Set task. Go through the data below and gather each line containing "name".

Material provided.
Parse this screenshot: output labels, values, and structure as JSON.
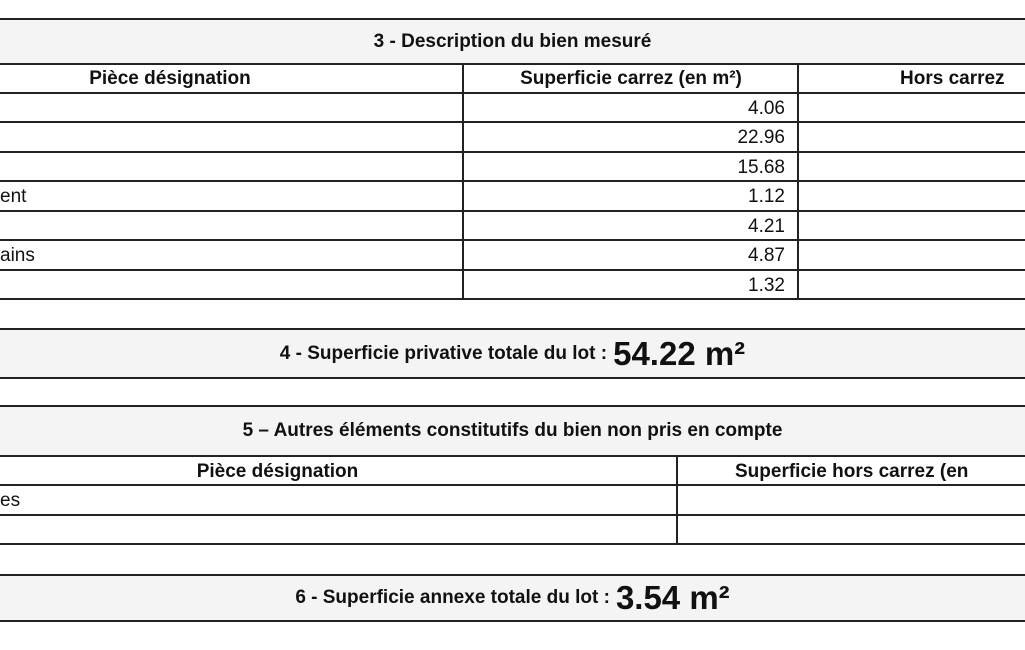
{
  "section3": {
    "title": "3 -  Description du bien mesuré",
    "columns": [
      "Pièce désignation",
      "Superficie carrez (en m²)",
      "Hors carrez"
    ],
    "rows": [
      {
        "label": "",
        "carrez": "4.06"
      },
      {
        "label": "",
        "carrez": "22.96"
      },
      {
        "label": "",
        "carrez": "15.68"
      },
      {
        "label": "ent",
        "carrez": "1.12"
      },
      {
        "label": "",
        "carrez": "4.21"
      },
      {
        "label": "ains",
        "carrez": "4.87"
      },
      {
        "label": "",
        "carrez": "1.32"
      }
    ]
  },
  "section4": {
    "label": "4 -  Superficie privative totale du lot :",
    "value": "54.22 m²"
  },
  "section5": {
    "title": "5 – Autres éléments constitutifs du bien non pris en compte",
    "columns": [
      "Pièce désignation",
      "Superficie hors carrez (en"
    ],
    "rows": [
      {
        "label": "es"
      },
      {
        "label": ""
      }
    ]
  },
  "section6": {
    "label": "6 -   Superficie annexe totale du lot :",
    "value": "3.54 m²"
  }
}
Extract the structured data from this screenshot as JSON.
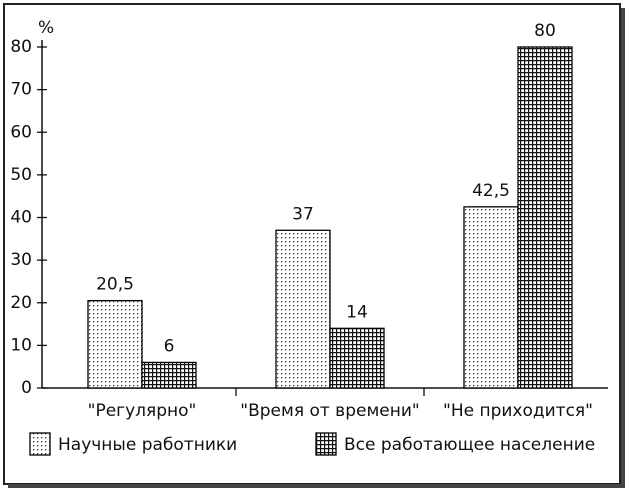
{
  "chart_data": {
    "type": "bar",
    "ylabel": "%",
    "categories": [
      "\"Регулярно\"",
      "\"Время от времени\"",
      "\"Не приходится\""
    ],
    "series": [
      {
        "name": "Научные работники",
        "color": "#000000",
        "pattern": "dots",
        "values": [
          20.5,
          37,
          42.5
        ],
        "value_labels": [
          "20,5",
          "37",
          "42,5"
        ]
      },
      {
        "name": "Все работающее население",
        "color": "#000000",
        "pattern": "grid",
        "values": [
          6,
          14,
          80
        ]
      }
    ],
    "ylim": [
      0,
      80
    ],
    "yticks": [
      0,
      10,
      20,
      30,
      40,
      50,
      60,
      70,
      80
    ],
    "grid": false
  }
}
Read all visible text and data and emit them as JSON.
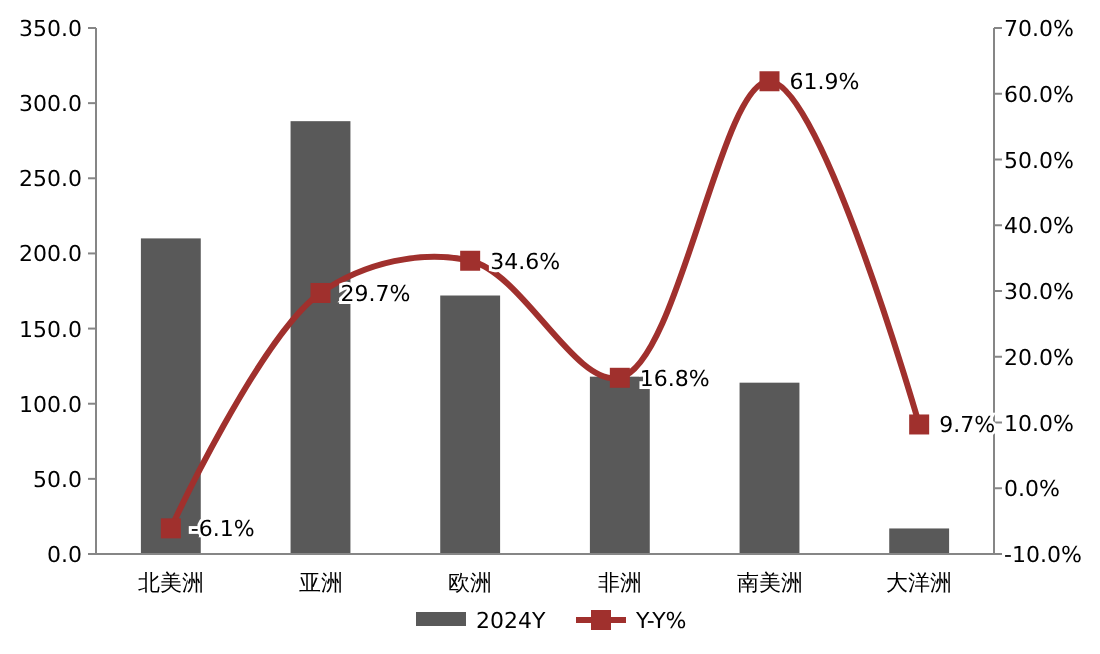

Result of the exercise.
        "name": "Научные работники",
        "name": "Все работающее население",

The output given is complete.